## Start

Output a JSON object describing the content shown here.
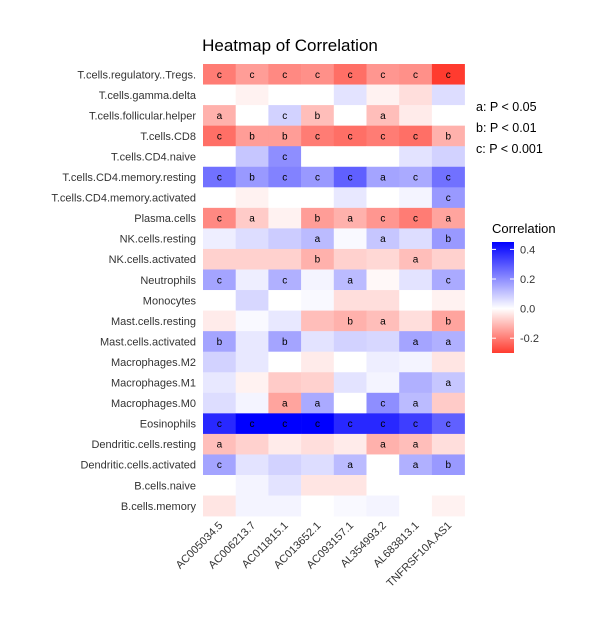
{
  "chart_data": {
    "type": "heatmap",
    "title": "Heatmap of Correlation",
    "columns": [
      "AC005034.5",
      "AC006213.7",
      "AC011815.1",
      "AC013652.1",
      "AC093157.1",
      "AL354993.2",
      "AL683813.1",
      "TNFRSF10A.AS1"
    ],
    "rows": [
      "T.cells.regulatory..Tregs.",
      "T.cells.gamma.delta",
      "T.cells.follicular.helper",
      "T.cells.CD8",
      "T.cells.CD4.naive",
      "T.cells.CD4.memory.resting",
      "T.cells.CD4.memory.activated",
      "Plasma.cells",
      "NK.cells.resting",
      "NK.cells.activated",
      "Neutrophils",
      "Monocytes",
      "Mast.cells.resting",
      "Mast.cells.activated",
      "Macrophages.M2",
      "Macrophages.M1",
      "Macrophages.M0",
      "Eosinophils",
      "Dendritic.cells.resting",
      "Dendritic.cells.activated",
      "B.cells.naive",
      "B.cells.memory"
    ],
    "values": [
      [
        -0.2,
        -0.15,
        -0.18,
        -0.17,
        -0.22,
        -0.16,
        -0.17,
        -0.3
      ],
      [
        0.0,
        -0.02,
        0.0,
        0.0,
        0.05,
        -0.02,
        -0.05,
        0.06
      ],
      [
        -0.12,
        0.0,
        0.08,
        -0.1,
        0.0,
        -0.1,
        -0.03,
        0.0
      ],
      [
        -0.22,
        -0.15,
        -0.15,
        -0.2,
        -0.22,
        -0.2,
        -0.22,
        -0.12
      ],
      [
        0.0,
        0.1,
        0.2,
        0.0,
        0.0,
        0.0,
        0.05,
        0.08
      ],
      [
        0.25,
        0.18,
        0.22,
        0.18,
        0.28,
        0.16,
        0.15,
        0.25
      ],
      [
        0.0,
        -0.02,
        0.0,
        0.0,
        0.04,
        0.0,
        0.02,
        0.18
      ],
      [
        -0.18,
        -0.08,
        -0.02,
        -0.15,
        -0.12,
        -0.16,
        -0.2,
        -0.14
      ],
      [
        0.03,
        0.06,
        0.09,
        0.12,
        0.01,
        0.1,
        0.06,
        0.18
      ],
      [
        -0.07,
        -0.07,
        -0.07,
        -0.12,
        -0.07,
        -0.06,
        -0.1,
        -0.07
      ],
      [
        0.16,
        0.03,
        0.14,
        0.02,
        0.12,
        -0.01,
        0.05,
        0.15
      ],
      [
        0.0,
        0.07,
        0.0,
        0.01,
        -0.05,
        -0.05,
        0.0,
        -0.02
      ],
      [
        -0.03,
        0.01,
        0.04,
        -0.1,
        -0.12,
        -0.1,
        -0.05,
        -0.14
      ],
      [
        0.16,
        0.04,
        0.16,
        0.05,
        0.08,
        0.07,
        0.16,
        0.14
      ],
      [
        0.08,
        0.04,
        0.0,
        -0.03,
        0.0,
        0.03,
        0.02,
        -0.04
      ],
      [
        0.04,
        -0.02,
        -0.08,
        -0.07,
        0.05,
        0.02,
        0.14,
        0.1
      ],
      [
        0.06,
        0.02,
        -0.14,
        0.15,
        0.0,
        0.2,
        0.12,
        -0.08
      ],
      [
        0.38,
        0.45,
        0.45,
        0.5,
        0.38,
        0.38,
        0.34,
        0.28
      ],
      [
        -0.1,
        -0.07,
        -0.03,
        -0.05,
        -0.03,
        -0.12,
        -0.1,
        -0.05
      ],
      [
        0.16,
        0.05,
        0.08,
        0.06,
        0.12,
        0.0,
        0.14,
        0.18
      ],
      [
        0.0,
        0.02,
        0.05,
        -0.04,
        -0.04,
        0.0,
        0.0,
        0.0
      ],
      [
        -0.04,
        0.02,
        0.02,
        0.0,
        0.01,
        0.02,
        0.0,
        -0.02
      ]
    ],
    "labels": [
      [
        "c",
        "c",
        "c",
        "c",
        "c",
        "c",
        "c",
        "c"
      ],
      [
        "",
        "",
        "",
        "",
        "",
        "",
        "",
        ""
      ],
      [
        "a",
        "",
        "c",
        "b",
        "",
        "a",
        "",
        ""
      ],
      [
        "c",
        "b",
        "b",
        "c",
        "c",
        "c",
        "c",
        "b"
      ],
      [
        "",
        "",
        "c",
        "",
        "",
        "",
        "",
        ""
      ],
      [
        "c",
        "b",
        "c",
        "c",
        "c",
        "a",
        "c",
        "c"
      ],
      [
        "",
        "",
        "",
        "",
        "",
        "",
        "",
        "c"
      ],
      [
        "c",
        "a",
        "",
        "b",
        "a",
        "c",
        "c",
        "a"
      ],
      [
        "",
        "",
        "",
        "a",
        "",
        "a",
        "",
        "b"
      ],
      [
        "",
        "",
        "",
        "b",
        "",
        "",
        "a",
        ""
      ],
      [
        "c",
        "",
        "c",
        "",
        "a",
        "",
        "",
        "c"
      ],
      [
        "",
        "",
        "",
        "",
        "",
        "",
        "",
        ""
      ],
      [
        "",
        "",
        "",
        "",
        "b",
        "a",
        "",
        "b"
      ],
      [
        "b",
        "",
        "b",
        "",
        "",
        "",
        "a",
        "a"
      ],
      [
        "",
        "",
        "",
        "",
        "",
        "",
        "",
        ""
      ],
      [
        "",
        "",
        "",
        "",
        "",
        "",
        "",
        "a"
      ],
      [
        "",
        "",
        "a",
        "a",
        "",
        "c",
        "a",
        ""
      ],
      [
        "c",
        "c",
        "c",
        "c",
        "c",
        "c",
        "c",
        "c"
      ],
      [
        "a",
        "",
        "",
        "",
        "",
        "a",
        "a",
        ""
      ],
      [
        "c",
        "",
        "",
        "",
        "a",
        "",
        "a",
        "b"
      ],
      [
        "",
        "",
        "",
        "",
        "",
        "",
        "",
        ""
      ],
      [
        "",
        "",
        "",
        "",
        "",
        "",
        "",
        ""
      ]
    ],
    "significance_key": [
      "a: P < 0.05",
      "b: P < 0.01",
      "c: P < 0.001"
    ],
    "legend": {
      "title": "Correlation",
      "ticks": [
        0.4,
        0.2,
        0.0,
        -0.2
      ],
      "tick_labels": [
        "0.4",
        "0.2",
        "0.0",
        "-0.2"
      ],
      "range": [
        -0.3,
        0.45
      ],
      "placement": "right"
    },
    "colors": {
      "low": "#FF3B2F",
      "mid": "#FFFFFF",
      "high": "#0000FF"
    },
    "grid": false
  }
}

## End
## Start

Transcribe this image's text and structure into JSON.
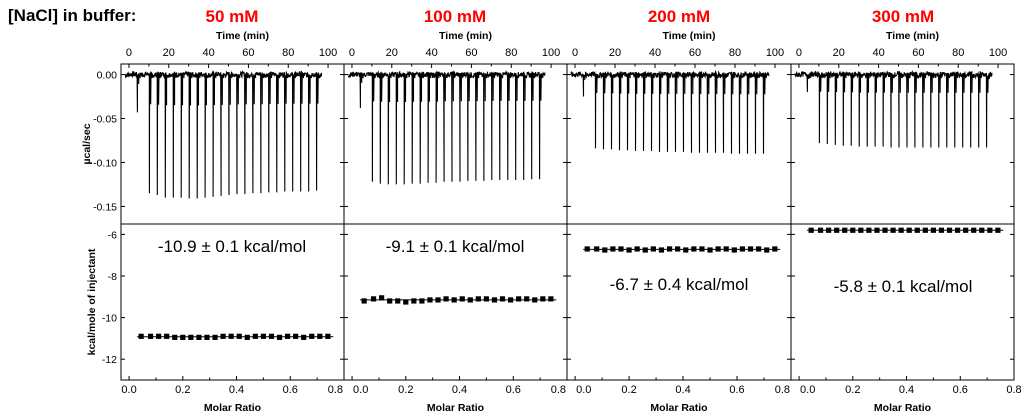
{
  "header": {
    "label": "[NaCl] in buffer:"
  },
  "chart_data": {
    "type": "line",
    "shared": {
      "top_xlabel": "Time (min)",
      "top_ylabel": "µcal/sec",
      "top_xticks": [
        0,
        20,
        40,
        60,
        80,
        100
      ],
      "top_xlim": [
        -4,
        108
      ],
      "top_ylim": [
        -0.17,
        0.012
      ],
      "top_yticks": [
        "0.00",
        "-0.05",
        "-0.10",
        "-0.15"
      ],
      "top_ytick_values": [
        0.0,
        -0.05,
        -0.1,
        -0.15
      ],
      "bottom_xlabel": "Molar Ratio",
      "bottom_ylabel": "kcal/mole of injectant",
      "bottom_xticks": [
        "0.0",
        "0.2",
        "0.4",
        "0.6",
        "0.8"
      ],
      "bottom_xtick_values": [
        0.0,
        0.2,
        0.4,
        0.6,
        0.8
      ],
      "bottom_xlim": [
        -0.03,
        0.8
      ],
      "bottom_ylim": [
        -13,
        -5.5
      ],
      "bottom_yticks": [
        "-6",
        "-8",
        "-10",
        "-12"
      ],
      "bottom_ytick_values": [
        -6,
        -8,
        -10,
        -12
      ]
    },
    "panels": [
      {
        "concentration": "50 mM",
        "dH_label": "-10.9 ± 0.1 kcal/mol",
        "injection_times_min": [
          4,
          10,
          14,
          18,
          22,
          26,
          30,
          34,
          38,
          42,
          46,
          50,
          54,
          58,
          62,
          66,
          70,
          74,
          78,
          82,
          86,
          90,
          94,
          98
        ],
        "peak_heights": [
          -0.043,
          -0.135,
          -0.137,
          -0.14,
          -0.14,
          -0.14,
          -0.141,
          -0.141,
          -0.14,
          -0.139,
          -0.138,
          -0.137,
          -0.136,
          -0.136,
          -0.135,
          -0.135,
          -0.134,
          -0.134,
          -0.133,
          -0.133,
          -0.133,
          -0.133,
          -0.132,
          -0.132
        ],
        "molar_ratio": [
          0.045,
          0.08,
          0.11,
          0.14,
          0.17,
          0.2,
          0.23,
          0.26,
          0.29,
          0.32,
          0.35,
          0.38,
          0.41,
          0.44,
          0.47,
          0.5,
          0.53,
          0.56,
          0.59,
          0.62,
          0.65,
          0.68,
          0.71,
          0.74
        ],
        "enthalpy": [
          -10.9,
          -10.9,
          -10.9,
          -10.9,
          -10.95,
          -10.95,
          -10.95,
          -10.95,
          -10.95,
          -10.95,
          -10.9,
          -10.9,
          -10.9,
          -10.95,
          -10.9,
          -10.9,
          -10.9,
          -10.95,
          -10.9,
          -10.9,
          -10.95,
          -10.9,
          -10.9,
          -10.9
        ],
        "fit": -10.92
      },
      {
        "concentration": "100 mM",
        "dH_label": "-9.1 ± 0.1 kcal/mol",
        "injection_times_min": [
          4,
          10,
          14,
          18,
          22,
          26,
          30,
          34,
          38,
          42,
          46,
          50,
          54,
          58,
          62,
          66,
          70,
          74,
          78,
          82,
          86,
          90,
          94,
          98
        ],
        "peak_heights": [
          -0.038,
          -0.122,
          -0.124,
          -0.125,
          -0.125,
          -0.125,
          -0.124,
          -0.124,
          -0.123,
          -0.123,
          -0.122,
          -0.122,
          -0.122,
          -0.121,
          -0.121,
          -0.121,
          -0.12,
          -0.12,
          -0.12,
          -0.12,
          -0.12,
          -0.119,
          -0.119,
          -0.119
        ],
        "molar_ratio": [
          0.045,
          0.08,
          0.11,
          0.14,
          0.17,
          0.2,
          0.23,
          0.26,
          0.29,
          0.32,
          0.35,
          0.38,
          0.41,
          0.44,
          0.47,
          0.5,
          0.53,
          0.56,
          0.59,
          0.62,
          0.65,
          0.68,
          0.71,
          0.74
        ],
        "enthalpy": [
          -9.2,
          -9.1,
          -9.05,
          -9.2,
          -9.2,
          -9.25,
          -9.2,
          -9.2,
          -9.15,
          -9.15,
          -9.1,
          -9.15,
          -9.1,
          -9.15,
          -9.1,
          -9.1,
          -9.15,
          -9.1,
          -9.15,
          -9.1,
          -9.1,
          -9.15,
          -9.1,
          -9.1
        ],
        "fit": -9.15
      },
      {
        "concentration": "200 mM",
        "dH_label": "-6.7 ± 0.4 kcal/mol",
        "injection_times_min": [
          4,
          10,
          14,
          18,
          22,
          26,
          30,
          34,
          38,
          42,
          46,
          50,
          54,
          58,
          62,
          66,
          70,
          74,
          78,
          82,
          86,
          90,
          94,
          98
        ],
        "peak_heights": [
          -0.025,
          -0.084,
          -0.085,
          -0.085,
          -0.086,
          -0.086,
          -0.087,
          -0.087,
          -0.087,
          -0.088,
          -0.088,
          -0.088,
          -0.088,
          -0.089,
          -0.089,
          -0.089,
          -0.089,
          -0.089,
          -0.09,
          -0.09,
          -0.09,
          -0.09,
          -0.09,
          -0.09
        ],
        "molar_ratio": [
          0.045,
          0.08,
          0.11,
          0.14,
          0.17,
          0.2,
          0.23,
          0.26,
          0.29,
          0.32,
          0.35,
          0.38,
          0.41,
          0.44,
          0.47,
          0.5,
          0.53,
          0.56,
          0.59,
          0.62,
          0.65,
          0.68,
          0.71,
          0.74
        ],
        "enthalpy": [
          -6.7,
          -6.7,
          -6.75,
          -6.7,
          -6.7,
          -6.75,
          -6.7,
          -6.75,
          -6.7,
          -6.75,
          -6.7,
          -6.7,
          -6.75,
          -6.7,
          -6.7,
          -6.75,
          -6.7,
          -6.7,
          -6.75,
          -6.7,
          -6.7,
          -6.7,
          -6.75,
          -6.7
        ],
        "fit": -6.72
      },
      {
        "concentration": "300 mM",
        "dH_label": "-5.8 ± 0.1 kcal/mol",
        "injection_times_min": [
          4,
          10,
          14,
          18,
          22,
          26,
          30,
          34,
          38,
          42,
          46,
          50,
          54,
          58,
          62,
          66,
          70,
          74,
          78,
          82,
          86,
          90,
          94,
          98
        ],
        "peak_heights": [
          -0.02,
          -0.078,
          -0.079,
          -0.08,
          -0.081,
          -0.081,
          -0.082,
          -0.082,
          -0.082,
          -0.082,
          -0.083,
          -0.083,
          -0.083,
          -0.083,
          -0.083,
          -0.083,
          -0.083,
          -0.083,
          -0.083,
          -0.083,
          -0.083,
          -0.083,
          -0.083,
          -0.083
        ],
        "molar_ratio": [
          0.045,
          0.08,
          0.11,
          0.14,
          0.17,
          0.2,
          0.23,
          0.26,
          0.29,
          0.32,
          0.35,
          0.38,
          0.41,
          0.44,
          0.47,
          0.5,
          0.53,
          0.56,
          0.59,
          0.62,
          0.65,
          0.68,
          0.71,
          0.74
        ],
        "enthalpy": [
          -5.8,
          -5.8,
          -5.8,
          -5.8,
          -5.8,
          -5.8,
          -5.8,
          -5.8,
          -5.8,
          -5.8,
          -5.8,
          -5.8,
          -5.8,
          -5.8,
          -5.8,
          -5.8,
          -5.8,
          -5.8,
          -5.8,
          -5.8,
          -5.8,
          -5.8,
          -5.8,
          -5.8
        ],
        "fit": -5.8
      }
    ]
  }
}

## End
## Start

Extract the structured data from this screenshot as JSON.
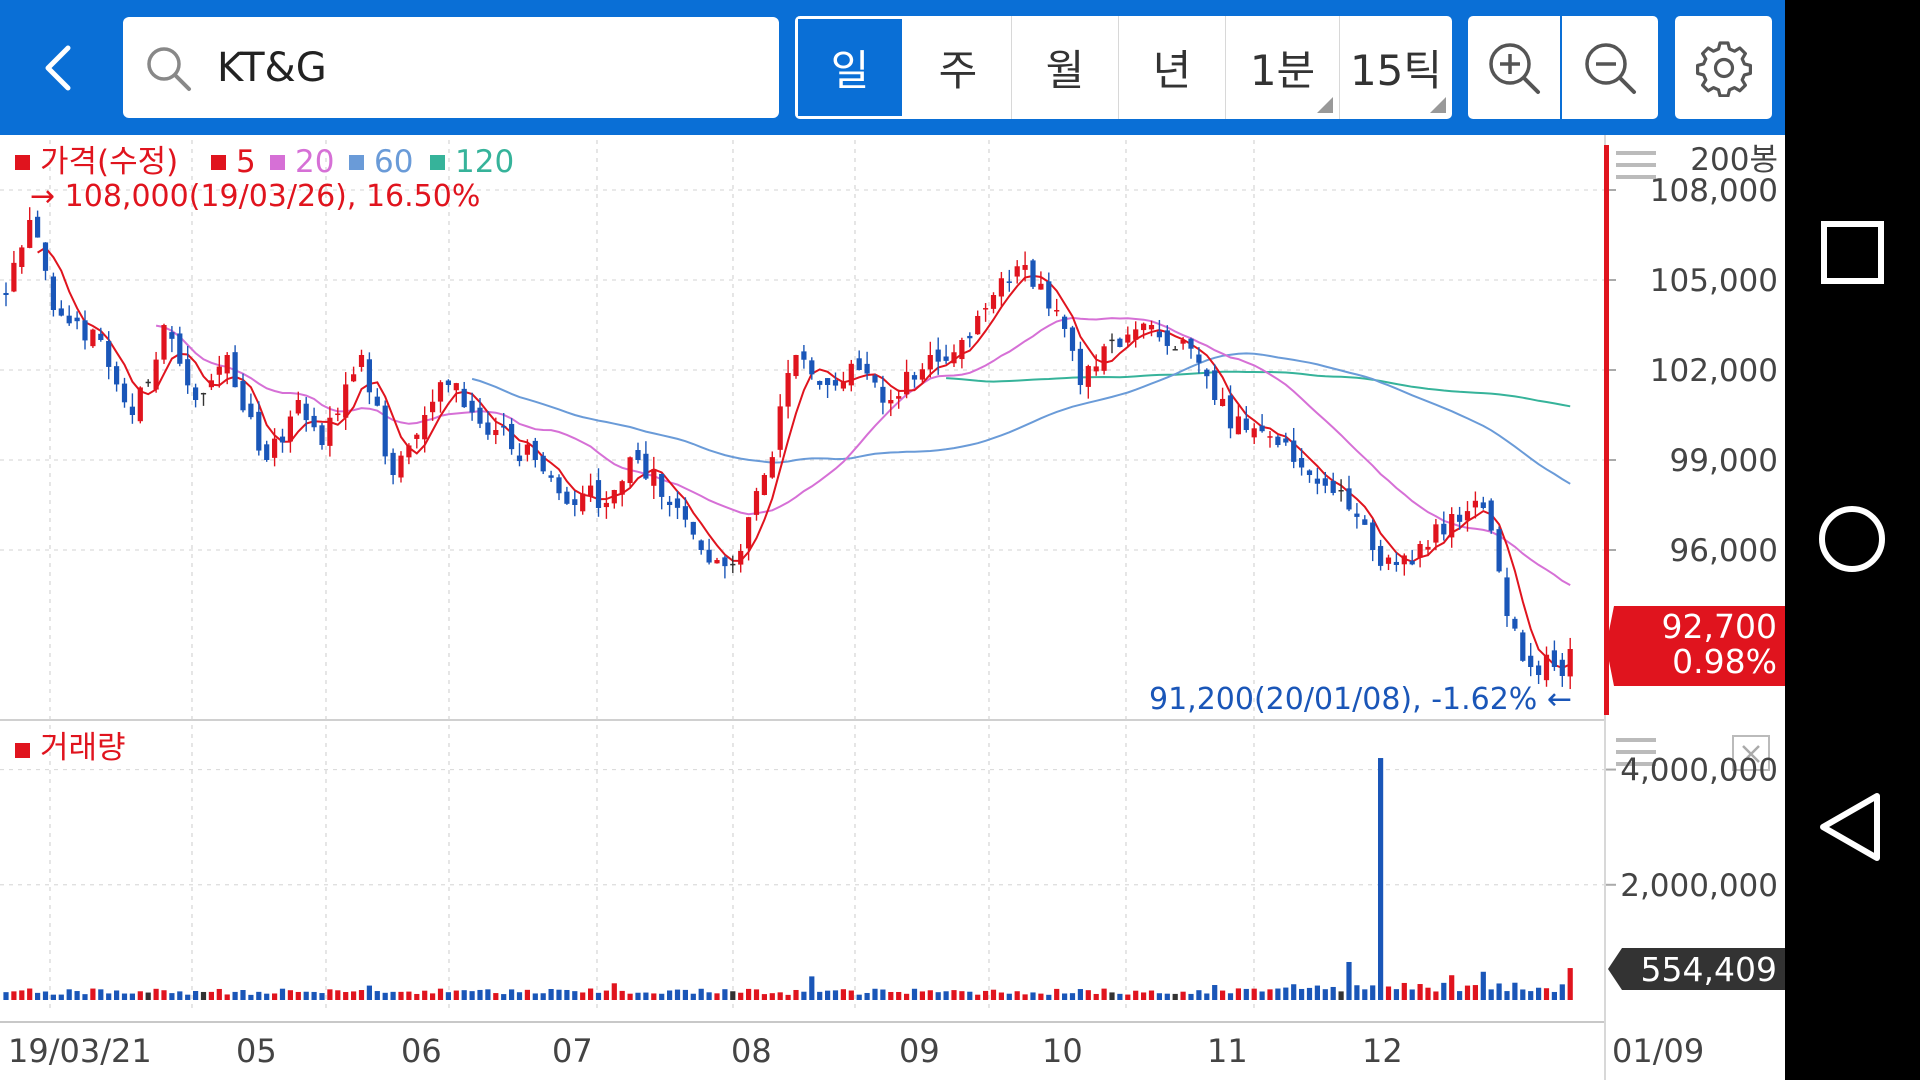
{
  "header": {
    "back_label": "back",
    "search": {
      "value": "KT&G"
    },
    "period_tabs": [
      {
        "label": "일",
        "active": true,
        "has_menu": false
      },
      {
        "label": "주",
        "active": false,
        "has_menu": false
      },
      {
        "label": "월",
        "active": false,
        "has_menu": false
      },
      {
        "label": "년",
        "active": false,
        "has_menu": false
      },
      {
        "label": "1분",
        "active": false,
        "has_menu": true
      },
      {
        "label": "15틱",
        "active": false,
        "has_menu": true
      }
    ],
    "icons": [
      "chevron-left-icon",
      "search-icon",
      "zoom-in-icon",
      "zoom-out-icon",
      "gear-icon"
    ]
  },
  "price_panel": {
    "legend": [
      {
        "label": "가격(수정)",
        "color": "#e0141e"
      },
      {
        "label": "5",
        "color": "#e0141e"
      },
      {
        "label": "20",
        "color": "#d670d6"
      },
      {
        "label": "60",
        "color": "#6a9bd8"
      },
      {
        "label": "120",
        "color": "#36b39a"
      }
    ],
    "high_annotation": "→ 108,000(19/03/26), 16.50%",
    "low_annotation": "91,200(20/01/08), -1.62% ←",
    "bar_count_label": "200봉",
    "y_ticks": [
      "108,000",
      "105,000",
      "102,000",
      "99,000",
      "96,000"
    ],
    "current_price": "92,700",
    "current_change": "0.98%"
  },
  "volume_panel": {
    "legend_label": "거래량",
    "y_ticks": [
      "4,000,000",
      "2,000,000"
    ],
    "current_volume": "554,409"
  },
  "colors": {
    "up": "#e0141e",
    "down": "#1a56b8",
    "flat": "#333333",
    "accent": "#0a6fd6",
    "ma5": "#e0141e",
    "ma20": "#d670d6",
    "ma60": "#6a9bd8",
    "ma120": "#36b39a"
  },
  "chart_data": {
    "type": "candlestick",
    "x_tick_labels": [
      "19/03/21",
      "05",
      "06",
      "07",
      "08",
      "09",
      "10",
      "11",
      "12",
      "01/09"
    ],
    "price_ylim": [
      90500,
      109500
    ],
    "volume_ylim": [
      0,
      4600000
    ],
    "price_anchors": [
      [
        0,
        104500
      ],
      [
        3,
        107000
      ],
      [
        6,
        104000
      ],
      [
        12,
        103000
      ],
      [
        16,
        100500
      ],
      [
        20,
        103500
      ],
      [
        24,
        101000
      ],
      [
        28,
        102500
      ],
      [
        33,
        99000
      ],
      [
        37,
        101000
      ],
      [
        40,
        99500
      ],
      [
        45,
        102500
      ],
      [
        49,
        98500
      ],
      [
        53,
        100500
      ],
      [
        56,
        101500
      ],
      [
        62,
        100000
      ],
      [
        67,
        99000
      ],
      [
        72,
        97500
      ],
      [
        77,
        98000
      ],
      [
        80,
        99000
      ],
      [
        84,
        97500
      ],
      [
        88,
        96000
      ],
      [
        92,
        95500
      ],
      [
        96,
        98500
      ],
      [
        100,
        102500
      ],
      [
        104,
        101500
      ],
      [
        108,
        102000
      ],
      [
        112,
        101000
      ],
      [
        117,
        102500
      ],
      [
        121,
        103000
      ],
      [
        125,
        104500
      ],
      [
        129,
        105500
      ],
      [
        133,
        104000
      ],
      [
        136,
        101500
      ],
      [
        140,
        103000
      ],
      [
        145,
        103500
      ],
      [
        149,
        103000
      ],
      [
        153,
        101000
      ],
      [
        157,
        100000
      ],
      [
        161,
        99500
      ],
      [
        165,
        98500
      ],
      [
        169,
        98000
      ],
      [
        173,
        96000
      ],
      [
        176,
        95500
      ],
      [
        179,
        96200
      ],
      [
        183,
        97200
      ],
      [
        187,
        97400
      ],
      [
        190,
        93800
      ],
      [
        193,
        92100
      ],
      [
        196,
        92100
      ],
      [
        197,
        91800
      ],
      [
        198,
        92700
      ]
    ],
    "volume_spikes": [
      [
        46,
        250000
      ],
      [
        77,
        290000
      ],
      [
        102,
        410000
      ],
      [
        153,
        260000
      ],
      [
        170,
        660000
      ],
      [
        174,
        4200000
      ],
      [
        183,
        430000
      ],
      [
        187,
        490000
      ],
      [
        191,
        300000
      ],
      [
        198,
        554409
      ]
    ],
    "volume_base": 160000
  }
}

## End

*Your goal:*
In the listing above, find each line with the word "Macrophages" and copy it.

*Answer below:*
      "Macrophages.M2",
      "Macrophages.M1",
      "Macrophages.M0",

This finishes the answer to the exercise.